[Directions for this task]: Repeat every record below exactly, leaving out the pictures.

[Exercise data]:
┄┄┄┄┄┄┄┄┄┄
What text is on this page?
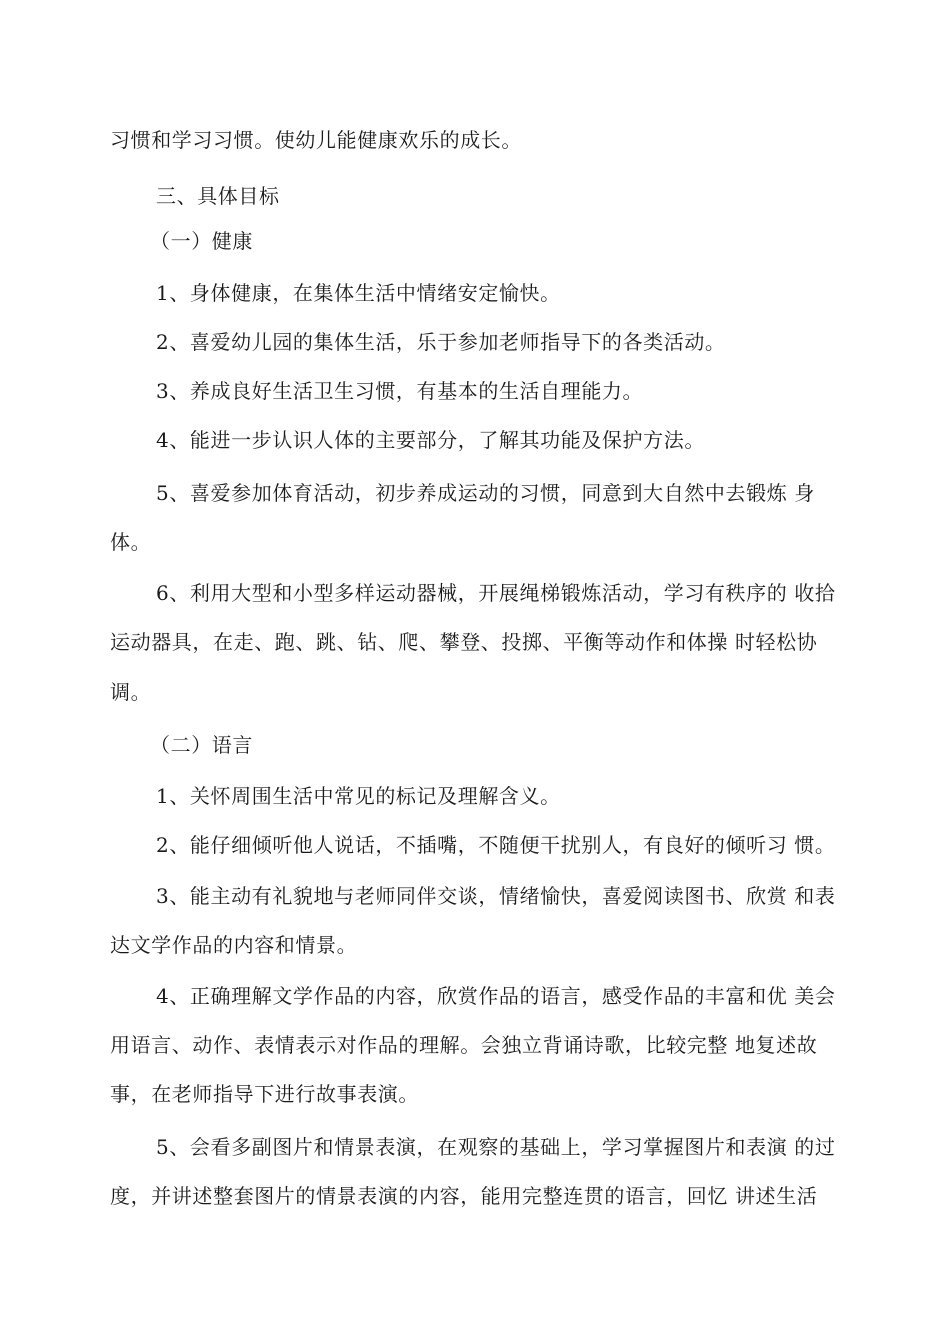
习惯和学习习惯。使幼儿能健康欢乐的成长。
三、具体目标
（一）健康
1、身体健康，在集体生活中情绪安定愉快。
2、喜爱幼儿园的集体生活，乐于参加老师指导下的各类活动。
3、养成良好生活卫生习惯，有基本的生活自理能力。
4、能进一步认识人体的主要部分，了解其功能及保护方法。
5、喜爱参加体育活动，初步养成运动的习惯，同意到大自然中去锻炼 身
体。
6、利用大型和小型多样运动器械，开展绳梯锻炼活动，学习有秩序的 收拾
运动器具，在走、跑、跳、钻、爬、攀登、投掷、平衡等动作和体操 时轻松协
调。
（二）语言
1、关怀周围生活中常见的标记及理解含义。
2、能仔细倾听他人说话，不插嘴，不随便干扰别人，有良好的倾听习 惯。
3、能主动有礼貌地与老师同伴交谈，情绪愉快，喜爱阅读图书、欣赏 和表
达文学作品的内容和情景。
4、正确理解文学作品的内容，欣赏作品的语言，感受作品的丰富和优 美会
用语言、动作、表情表示对作品的理解。会独立背诵诗歌，比较完整 地复述故
事，在老师指导下进行故事表演。
5、会看多副图片和情景表演，在观察的基础上，学习掌握图片和表演 的过
度，并讲述整套图片的情景表演的内容，能用完整连贯的语言，回忆 讲述生活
┄┄┄┄┄┄┄┄┄┄
[Response]:
What text is on this page?
习惯和学习习惯。使幼儿能健康欢乐的成长。
三、具体目标
（一）健康
1、身体健康，在集体生活中情绪安定愉快。
2、喜爱幼儿园的集体生活，乐于参加老师指导下的各类活动。
3、养成良好生活卫生习惯，有基本的生活自理能力。
4、能进一步认识人体的主要部分，了解其功能及保护方法。
5、喜爱参加体育活动，初步养成运动的习惯，同意到大自然中去锻炼 身
体。
6、利用大型和小型多样运动器械，开展绳梯锻炼活动，学习有秩序的 收拾
运动器具，在走、跑、跳、钻、爬、攀登、投掷、平衡等动作和体操 时轻松协
调。
（二）语言
1、关怀周围生活中常见的标记及理解含义。
2、能仔细倾听他人说话，不插嘴，不随便干扰别人，有良好的倾听习 惯。
3、能主动有礼貌地与老师同伴交谈，情绪愉快，喜爱阅读图书、欣赏 和表
达文学作品的内容和情景。
4、正确理解文学作品的内容，欣赏作品的语言，感受作品的丰富和优 美会
用语言、动作、表情表示对作品的理解。会独立背诵诗歌，比较完整 地复述故
事，在老师指导下进行故事表演。
5、会看多副图片和情景表演，在观察的基础上，学习掌握图片和表演 的过
度，并讲述整套图片的情景表演的内容，能用完整连贯的语言，回忆 讲述生活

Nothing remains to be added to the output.